[Items from a figure collection]
------
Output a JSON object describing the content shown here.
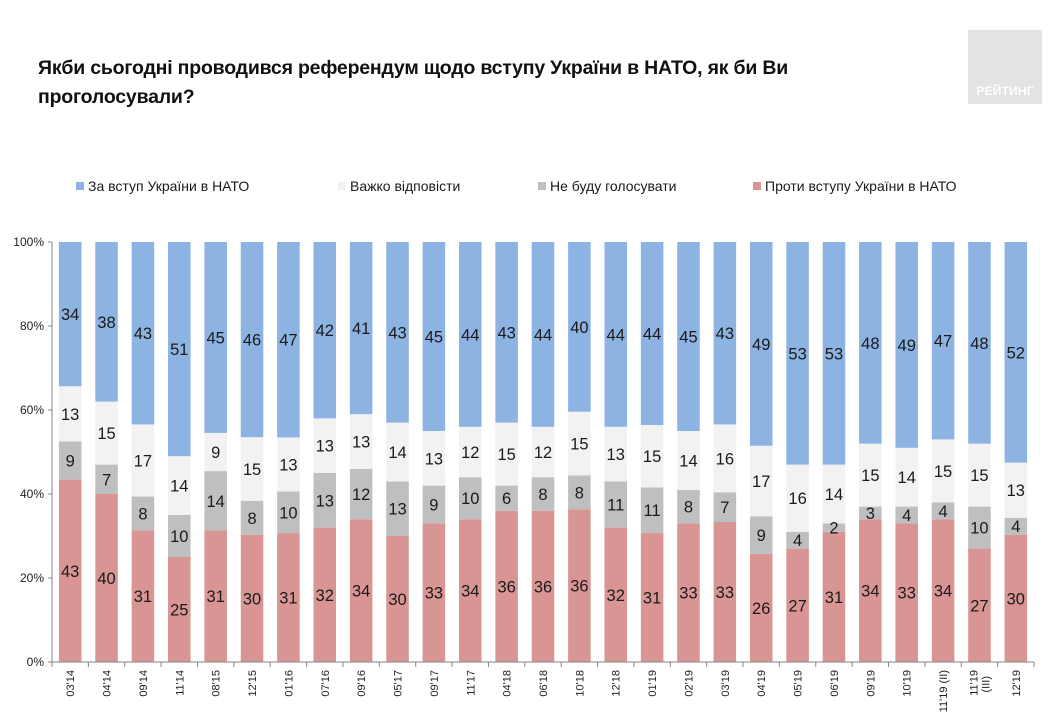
{
  "header": {
    "title_line1": "Якби сьогодні проводився референдум щодо вступу України в НАТО, як би Ви",
    "title_line2": "проголосували?",
    "logo_text": "РЕЙТИНГ"
  },
  "legend": [
    {
      "label": "За вступ України в НАТО",
      "color": "#8db3e2"
    },
    {
      "label": "Важко відповісти",
      "color": "#f2f2f2"
    },
    {
      "label": "Не буду голосувати",
      "color": "#bfbfbf"
    },
    {
      "label": "Проти вступу України в НАТО",
      "color": "#d99594"
    }
  ],
  "chart_data": {
    "type": "bar",
    "stacked": true,
    "normalized": "percent",
    "title": "Якби сьогодні проводився референдум щодо вступу України в НАТО, як би Ви проголосували?",
    "xlabel": "",
    "ylabel": "",
    "ylim": [
      0,
      100
    ],
    "yticks": [
      "0%",
      "20%",
      "40%",
      "60%",
      "80%",
      "100%"
    ],
    "grid": false,
    "legend_position": "top",
    "categories": [
      "03'14",
      "04'14",
      "09'14",
      "11'14",
      "08'15",
      "12'15",
      "01'16",
      "07'16",
      "09'16",
      "05'17",
      "09'17",
      "11'17",
      "04'18",
      "06'18",
      "10'18",
      "12'18",
      "01'19",
      "02'19",
      "03'19",
      "04'19",
      "05'19",
      "06'19",
      "09'19",
      "10'19",
      "11'19 (II)",
      "11'19 (III)",
      "12'19"
    ],
    "series": [
      {
        "name": "Проти вступу України в НАТО",
        "color": "#d99594",
        "values": [
          43,
          40,
          31,
          25,
          31,
          30,
          31,
          32,
          34,
          30,
          33,
          34,
          36,
          36,
          36,
          32,
          31,
          33,
          33,
          26,
          27,
          31,
          34,
          33,
          34,
          27,
          30
        ]
      },
      {
        "name": "Не буду голосувати",
        "color": "#bfbfbf",
        "values": [
          9,
          7,
          8,
          10,
          14,
          8,
          10,
          13,
          12,
          13,
          9,
          10,
          6,
          8,
          8,
          11,
          11,
          8,
          7,
          9,
          4,
          2,
          3,
          4,
          4,
          10,
          4
        ]
      },
      {
        "name": "Важко відповісти",
        "color": "#f2f2f2",
        "values": [
          13,
          15,
          17,
          14,
          9,
          15,
          13,
          13,
          13,
          14,
          13,
          12,
          15,
          12,
          15,
          13,
          15,
          14,
          16,
          17,
          16,
          14,
          15,
          14,
          15,
          15,
          13
        ]
      },
      {
        "name": "За вступ України в НАТО",
        "color": "#8db3e2",
        "values": [
          34,
          38,
          43,
          51,
          45,
          46,
          47,
          42,
          41,
          43,
          45,
          44,
          43,
          44,
          40,
          44,
          44,
          45,
          43,
          49,
          53,
          53,
          48,
          49,
          47,
          48,
          52
        ]
      }
    ]
  }
}
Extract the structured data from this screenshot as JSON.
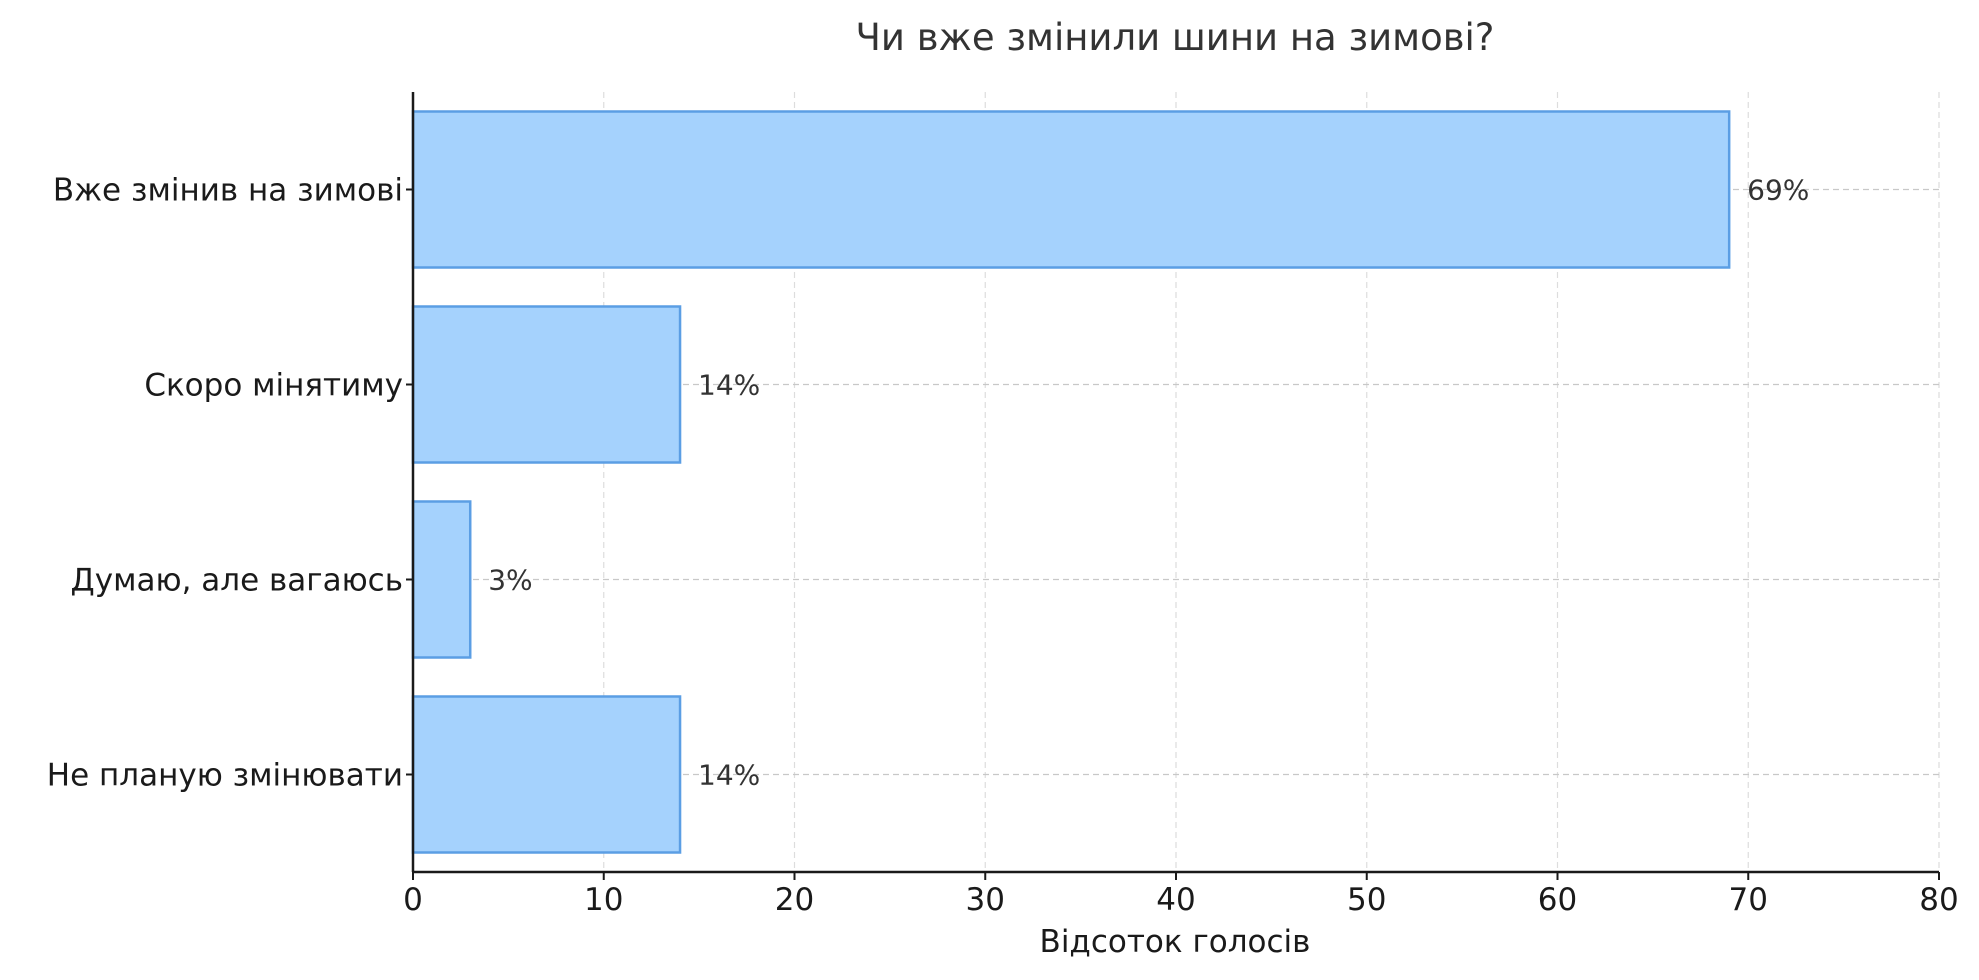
{
  "chart_data": {
    "type": "bar",
    "orientation": "horizontal",
    "title": "Чи вже змінили шини на зимові?",
    "xlabel": "Відсоток голосів",
    "ylabel": "",
    "categories": [
      "Вже змінив на зимові",
      "Скоро мінятиму",
      "Думаю, але вагаюсь",
      "Не планую змінювати"
    ],
    "values": [
      69,
      14,
      3,
      14
    ],
    "value_labels": [
      "69%",
      "14%",
      "3%",
      "14%"
    ],
    "xlim": [
      0,
      80
    ],
    "xticks": [
      0,
      10,
      20,
      30,
      40,
      50,
      60,
      70,
      80
    ],
    "xtick_labels": [
      "0",
      "10",
      "20",
      "30",
      "40",
      "50",
      "60",
      "70",
      "80"
    ],
    "grid": true,
    "bar_fill": "#a5d2fd",
    "bar_edge": "#5b9ee4"
  }
}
------
### Your task
Output the data above without changes, apart from leaving out the pictures.

### Exercise output
Output a JSON object describing the content shown here.
{
  "header": {
    "title_line1": "Якби сьогодні проводився референдум щодо вступу України в НАТО, як би Ви",
    "title_line2": "проголосували?",
    "logo_text": "РЕЙТИНГ"
  },
  "legend": [
    {
      "label": "За вступ України в НАТО",
      "color": "#8db3e2"
    },
    {
      "label": "Важко відповісти",
      "color": "#f2f2f2"
    },
    {
      "label": "Не буду голосувати",
      "color": "#bfbfbf"
    },
    {
      "label": "Проти вступу України в НАТО",
      "color": "#d99594"
    }
  ],
  "chart_data": {
    "type": "bar",
    "stacked": true,
    "normalized": "percent",
    "title": "Якби сьогодні проводився референдум щодо вступу України в НАТО, як би Ви проголосували?",
    "xlabel": "",
    "ylabel": "",
    "ylim": [
      0,
      100
    ],
    "yticks": [
      "0%",
      "20%",
      "40%",
      "60%",
      "80%",
      "100%"
    ],
    "grid": false,
    "legend_position": "top",
    "categories": [
      "03'14",
      "04'14",
      "09'14",
      "11'14",
      "08'15",
      "12'15",
      "01'16",
      "07'16",
      "09'16",
      "05'17",
      "09'17",
      "11'17",
      "04'18",
      "06'18",
      "10'18",
      "12'18",
      "01'19",
      "02'19",
      "03'19",
      "04'19",
      "05'19",
      "06'19",
      "09'19",
      "10'19",
      "11'19 (II)",
      "11'19 (III)",
      "12'19"
    ],
    "series": [
      {
        "name": "Проти вступу України в НАТО",
        "color": "#d99594",
        "values": [
          43,
          40,
          31,
          25,
          31,
          30,
          31,
          32,
          34,
          30,
          33,
          34,
          36,
          36,
          36,
          32,
          31,
          33,
          33,
          26,
          27,
          31,
          34,
          33,
          34,
          27,
          30
        ]
      },
      {
        "name": "Не буду голосувати",
        "color": "#bfbfbf",
        "values": [
          9,
          7,
          8,
          10,
          14,
          8,
          10,
          13,
          12,
          13,
          9,
          10,
          6,
          8,
          8,
          11,
          11,
          8,
          7,
          9,
          4,
          2,
          3,
          4,
          4,
          10,
          4
        ]
      },
      {
        "name": "Важко відповісти",
        "color": "#f2f2f2",
        "values": [
          13,
          15,
          17,
          14,
          9,
          15,
          13,
          13,
          13,
          14,
          13,
          12,
          15,
          12,
          15,
          13,
          15,
          14,
          16,
          17,
          16,
          14,
          15,
          14,
          15,
          15,
          13
        ]
      },
      {
        "name": "За вступ України в НАТО",
        "color": "#8db3e2",
        "values": [
          34,
          38,
          43,
          51,
          45,
          46,
          47,
          42,
          41,
          43,
          45,
          44,
          43,
          44,
          40,
          44,
          44,
          45,
          43,
          49,
          53,
          53,
          48,
          49,
          47,
          48,
          52
        ]
      }
    ]
  }
}
Extract the structured data from this screenshot as JSON.
{
  "chart_data": {
    "type": "bar",
    "orientation": "horizontal",
    "title": "Чи вже змінили шини на зимові?",
    "xlabel": "Відсоток голосів",
    "ylabel": "",
    "categories": [
      "Вже змінив на зимові",
      "Скоро мінятиму",
      "Думаю, але вагаюсь",
      "Не планую змінювати"
    ],
    "values": [
      69,
      14,
      3,
      14
    ],
    "value_labels": [
      "69%",
      "14%",
      "3%",
      "14%"
    ],
    "xlim": [
      0,
      80
    ],
    "xticks": [
      0,
      10,
      20,
      30,
      40,
      50,
      60,
      70,
      80
    ],
    "xtick_labels": [
      "0",
      "10",
      "20",
      "30",
      "40",
      "50",
      "60",
      "70",
      "80"
    ],
    "grid": true,
    "bar_fill": "#a5d2fd",
    "bar_edge": "#5b9ee4"
  }
}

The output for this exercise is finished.